* **What is being asked**
Each line containing the word "title" needs to be copied.

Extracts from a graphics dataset

═══

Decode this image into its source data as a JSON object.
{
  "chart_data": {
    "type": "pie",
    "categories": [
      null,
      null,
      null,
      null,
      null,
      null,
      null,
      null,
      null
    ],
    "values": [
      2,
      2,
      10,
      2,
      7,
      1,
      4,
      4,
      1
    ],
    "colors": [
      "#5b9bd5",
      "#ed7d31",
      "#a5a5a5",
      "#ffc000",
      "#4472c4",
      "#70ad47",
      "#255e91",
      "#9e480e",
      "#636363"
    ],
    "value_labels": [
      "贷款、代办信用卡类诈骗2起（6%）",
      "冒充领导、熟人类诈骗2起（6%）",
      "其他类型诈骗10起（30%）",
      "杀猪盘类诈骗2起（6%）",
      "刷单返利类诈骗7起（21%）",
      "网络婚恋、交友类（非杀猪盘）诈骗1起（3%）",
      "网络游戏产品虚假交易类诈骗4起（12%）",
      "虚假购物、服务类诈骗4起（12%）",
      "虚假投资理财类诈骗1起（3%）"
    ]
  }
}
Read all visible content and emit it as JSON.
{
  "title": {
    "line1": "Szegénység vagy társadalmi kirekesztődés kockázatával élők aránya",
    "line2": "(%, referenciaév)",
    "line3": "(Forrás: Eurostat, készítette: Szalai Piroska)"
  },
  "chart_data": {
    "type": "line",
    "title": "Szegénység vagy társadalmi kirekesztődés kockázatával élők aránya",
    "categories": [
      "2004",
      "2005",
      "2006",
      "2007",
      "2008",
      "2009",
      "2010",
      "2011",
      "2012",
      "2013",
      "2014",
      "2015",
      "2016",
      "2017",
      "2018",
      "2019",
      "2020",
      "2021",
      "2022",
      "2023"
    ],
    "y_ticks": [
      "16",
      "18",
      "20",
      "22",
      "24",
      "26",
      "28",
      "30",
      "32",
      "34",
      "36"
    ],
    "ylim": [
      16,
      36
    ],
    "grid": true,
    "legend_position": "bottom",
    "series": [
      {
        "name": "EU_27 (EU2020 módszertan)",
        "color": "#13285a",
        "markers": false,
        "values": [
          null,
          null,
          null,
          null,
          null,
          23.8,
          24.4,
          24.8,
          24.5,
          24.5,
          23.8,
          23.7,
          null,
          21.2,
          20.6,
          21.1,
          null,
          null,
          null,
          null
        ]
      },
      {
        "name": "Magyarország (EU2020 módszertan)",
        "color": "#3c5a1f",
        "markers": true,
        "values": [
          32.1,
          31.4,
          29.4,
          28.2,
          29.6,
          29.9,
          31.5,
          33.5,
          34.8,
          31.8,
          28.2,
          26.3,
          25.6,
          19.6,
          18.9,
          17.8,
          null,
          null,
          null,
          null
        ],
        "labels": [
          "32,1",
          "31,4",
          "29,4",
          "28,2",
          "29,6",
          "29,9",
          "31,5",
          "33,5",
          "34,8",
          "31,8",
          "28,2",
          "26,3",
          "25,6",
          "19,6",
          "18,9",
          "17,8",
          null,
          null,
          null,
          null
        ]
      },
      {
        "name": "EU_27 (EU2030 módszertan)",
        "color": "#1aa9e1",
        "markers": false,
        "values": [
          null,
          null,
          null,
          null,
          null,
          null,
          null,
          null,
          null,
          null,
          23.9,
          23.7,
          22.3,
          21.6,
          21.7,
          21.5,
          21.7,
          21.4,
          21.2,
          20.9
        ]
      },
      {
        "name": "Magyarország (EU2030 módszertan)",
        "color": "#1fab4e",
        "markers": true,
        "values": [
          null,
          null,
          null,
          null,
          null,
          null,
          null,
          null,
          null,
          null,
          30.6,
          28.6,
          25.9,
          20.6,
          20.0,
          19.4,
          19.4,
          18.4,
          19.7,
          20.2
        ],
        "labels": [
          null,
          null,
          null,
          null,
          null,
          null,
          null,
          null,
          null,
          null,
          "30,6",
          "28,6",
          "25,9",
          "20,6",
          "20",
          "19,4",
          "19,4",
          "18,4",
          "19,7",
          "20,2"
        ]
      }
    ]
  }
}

═══

* **Completed exercise**
  "title": {
    "title": "Szegénység vagy társadalmi kirekesztődés kockázatával élők aránya",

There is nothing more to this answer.